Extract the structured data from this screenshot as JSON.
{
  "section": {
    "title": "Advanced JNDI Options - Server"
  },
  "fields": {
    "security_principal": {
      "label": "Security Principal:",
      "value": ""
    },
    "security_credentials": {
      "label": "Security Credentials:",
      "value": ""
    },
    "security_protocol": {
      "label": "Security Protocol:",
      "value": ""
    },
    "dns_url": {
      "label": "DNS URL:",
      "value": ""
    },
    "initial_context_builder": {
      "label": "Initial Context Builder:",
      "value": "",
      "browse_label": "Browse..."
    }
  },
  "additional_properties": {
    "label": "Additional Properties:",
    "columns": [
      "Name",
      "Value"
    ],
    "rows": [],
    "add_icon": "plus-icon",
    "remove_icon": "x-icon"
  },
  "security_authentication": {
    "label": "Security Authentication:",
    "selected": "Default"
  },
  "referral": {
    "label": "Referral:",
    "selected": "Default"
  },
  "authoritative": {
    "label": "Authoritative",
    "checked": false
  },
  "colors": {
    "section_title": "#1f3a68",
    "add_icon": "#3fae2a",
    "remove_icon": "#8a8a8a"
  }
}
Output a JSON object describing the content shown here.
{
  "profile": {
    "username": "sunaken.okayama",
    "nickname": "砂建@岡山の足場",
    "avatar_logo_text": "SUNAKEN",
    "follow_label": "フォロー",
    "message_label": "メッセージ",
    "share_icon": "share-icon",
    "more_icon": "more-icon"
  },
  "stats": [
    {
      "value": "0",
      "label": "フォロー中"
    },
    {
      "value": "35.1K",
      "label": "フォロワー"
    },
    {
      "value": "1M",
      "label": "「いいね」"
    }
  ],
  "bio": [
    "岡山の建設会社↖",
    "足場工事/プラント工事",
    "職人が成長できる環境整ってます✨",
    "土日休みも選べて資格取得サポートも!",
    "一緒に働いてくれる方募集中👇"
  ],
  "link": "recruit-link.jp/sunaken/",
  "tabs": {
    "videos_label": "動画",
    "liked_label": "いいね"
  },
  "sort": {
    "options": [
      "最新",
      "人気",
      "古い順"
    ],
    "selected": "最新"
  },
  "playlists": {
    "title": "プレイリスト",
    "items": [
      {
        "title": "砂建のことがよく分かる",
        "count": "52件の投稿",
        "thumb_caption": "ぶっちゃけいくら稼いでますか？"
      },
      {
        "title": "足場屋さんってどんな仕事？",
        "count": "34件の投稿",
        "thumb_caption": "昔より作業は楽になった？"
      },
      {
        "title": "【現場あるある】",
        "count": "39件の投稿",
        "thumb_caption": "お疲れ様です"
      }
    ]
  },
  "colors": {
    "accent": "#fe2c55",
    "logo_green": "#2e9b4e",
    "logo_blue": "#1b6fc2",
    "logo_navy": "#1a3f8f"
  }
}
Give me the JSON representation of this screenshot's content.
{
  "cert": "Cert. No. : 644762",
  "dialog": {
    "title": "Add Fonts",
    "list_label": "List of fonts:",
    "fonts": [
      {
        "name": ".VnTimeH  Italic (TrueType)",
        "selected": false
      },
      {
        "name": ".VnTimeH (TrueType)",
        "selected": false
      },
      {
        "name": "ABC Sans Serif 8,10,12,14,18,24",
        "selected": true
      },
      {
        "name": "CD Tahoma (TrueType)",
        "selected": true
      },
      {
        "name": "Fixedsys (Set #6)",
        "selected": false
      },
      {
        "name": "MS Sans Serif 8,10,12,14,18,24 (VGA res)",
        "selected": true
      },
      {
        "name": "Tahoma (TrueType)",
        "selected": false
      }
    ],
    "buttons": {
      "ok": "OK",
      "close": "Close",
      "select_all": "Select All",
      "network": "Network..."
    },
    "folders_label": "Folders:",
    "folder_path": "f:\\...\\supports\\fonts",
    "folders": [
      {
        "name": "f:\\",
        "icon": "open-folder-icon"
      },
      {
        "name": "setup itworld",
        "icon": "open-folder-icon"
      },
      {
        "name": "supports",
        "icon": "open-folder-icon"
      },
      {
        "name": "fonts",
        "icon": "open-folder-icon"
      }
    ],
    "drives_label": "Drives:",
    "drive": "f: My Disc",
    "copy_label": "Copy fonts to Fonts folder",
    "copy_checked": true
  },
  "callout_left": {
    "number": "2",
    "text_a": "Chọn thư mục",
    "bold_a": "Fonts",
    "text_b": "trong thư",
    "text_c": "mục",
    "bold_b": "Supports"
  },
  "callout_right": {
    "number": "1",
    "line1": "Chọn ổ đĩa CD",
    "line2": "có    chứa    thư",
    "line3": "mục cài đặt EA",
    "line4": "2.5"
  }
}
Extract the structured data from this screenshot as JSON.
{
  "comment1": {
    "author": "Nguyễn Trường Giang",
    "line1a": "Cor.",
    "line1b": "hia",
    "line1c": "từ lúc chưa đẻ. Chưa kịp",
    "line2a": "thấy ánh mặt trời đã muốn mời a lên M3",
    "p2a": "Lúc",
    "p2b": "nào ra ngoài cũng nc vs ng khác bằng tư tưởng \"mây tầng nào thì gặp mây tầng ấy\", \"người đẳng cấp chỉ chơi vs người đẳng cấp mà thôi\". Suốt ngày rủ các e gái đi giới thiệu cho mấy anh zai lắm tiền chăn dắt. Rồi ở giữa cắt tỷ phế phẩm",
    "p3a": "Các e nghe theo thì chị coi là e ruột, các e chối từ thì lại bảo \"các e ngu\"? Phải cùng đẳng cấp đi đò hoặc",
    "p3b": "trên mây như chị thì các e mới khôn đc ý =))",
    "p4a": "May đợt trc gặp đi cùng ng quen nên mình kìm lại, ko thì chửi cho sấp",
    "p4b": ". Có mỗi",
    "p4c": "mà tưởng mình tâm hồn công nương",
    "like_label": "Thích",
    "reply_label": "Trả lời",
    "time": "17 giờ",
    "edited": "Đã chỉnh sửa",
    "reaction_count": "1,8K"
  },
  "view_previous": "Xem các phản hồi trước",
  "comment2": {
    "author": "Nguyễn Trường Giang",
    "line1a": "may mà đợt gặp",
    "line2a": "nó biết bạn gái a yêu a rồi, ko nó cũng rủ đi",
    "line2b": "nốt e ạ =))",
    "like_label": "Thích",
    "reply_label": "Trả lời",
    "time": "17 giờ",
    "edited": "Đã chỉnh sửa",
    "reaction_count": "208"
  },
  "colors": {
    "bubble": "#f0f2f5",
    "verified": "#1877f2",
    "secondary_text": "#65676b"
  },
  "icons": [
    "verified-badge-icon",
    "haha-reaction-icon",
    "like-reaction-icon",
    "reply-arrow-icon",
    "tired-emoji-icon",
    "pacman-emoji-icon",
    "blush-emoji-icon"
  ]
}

◆ AIM OF THE TASK
Could you quote the material above in full, exactly as it stands?

◆ EXERCISE OUTPUT
Extract the structured data from this screenshot as JSON.
{
  "section": {
    "title": "Advanced JNDI Options - Server"
  },
  "fields": {
    "security_principal": {
      "label": "Security Principal:",
      "value": ""
    },
    "security_credentials": {
      "label": "Security Credentials:",
      "value": ""
    },
    "security_protocol": {
      "label": "Security Protocol:",
      "value": ""
    },
    "dns_url": {
      "label": "DNS URL:",
      "value": ""
    },
    "initial_context_builder": {
      "label": "Initial Context Builder:",
      "value": "",
      "browse_label": "Browse..."
    }
  },
  "additional_properties": {
    "label": "Additional Properties:",
    "columns": [
      "Name",
      "Value"
    ],
    "rows": [],
    "add_icon": "plus-icon",
    "remove_icon": "x-icon"
  },
  "security_authentication": {
    "label": "Security Authentication:",
    "selected": "Default"
  },
  "referral": {
    "label": "Referral:",
    "selected": "Default"
  },
  "authoritative": {
    "label": "Authoritative",
    "checked": false
  },
  "colors": {
    "section_title": "#1f3a68",
    "add_icon": "#3fae2a",
    "remove_icon": "#8a8a8a"
  }
}
Output a JSON object describing the content shown here.
{
  "profile": {
    "username": "sunaken.okayama",
    "nickname": "砂建@岡山の足場",
    "avatar_logo_text": "SUNAKEN",
    "follow_label": "フォロー",
    "message_label": "メッセージ",
    "share_icon": "share-icon",
    "more_icon": "more-icon"
  },
  "stats": [
    {
      "value": "0",
      "label": "フォロー中"
    },
    {
      "value": "35.1K",
      "label": "フォロワー"
    },
    {
      "value": "1M",
      "label": "「いいね」"
    }
  ],
  "bio": [
    "岡山の建設会社↖",
    "足場工事/プラント工事",
    "職人が成長できる環境整ってます✨",
    "土日休みも選べて資格取得サポートも!",
    "一緒に働いてくれる方募集中👇"
  ],
  "link": "recruit-link.jp/sunaken/",
  "tabs": {
    "videos_label": "動画",
    "liked_label": "いいね"
  },
  "sort": {
    "options": [
      "最新",
      "人気",
      "古い順"
    ],
    "selected": "最新"
  },
  "playlists": {
    "title": "プレイリスト",
    "items": [
      {
        "title": "砂建のことがよく分かる",
        "count": "52件の投稿",
        "thumb_caption": "ぶっちゃけいくら稼いでますか？"
      },
      {
        "title": "足場屋さんってどんな仕事？",
        "count": "34件の投稿",
        "thumb_caption": "昔より作業は楽になった？"
      },
      {
        "title": "【現場あるある】",
        "count": "39件の投稿",
        "thumb_caption": "お疲れ様です"
      }
    ]
  },
  "colors": {
    "accent": "#fe2c55",
    "logo_green": "#2e9b4e",
    "logo_blue": "#1b6fc2",
    "logo_navy": "#1a3f8f"
  }
}
Give me the JSON representation of this screenshot's content.
{
  "cert": "Cert. No. : 644762",
  "dialog": {
    "title": "Add Fonts",
    "list_label": "List of fonts:",
    "fonts": [
      {
        "name": ".VnTimeH  Italic (TrueType)",
        "selected": false
      },
      {
        "name": ".VnTimeH (TrueType)",
        "selected": false
      },
      {
        "name": "ABC Sans Serif 8,10,12,14,18,24",
        "selected": true
      },
      {
        "name": "CD Tahoma (TrueType)",
        "selected": true
      },
      {
        "name": "Fixedsys (Set #6)",
        "selected": false
      },
      {
        "name": "MS Sans Serif 8,10,12,14,18,24 (VGA res)",
        "selected": true
      },
      {
        "name": "Tahoma (TrueType)",
        "selected": false
      }
    ],
    "buttons": {
      "ok": "OK",
      "close": "Close",
      "select_all": "Select All",
      "network": "Network..."
    },
    "folders_label": "Folders:",
    "folder_path": "f:\\...\\supports\\fonts",
    "folders": [
      {
        "name": "f:\\",
        "icon": "open-folder-icon"
      },
      {
        "name": "setup itworld",
        "icon": "open-folder-icon"
      },
      {
        "name": "supports",
        "icon": "open-folder-icon"
      },
      {
        "name": "fonts",
        "icon": "open-folder-icon"
      }
    ],
    "drives_label": "Drives:",
    "drive": "f: My Disc",
    "copy_label": "Copy fonts to Fonts folder",
    "copy_checked": true
  },
  "callout_left": {
    "number": "2",
    "text_a": "Chọn thư mục",
    "bold_a": "Fonts",
    "text_b": "trong thư",
    "text_c": "mục",
    "bold_b": "Supports"
  },
  "callout_right": {
    "number": "1",
    "line1": "Chọn ổ đĩa CD",
    "line2": "có    chứa    thư",
    "line3": "mục cài đặt EA",
    "line4": "2.5"
  }
}
Extract the structured data from this screenshot as JSON.
{
  "comment1": {
    "author": "Nguyễn Trường Giang",
    "line1a": "Cor.",
    "line1b": "hia",
    "line1c": "từ lúc chưa đẻ. Chưa kịp",
    "line2a": "thấy ánh mặt trời đã muốn mời a lên M3",
    "p2a": "Lúc",
    "p2b": "nào ra ngoài cũng nc vs ng khác bằng tư tưởng \"mây tầng nào thì gặp mây tầng ấy\", \"người đẳng cấp chỉ chơi vs người đẳng cấp mà thôi\". Suốt ngày rủ các e gái đi giới thiệu cho mấy anh zai lắm tiền chăn dắt. Rồi ở giữa cắt tỷ phế phẩm",
    "p3a": "Các e nghe theo thì chị coi là e ruột, các e chối từ thì lại bảo \"các e ngu\"? Phải cùng đẳng cấp đi đò hoặc",
    "p3b": "trên mây như chị thì các e mới khôn đc ý =))",
    "p4a": "May đợt trc gặp đi cùng ng quen nên mình kìm lại, ko thì chửi cho sấp",
    "p4b": ". Có mỗi",
    "p4c": "mà tưởng mình tâm hồn công nương",
    "like_label": "Thích",
    "reply_label": "Trả lời",
    "time": "17 giờ",
    "edited": "Đã chỉnh sửa",
    "reaction_count": "1,8K"
  },
  "view_previous": "Xem các phản hồi trước",
  "comment2": {
    "author": "Nguyễn Trường Giang",
    "line1a": "may mà đợt gặp",
    "line2a": "nó biết bạn gái a yêu a rồi, ko nó cũng rủ đi",
    "line2b": "nốt e ạ =))",
    "like_label": "Thích",
    "reply_label": "Trả lời",
    "time": "17 giờ",
    "edited": "Đã chỉnh sửa",
    "reaction_count": "208"
  },
  "colors": {
    "bubble": "#f0f2f5",
    "verified": "#1877f2",
    "secondary_text": "#65676b"
  },
  "icons": [
    "verified-badge-icon",
    "haha-reaction-icon",
    "like-reaction-icon",
    "reply-arrow-icon",
    "tired-emoji-icon",
    "pacman-emoji-icon",
    "blush-emoji-icon"
  ]
}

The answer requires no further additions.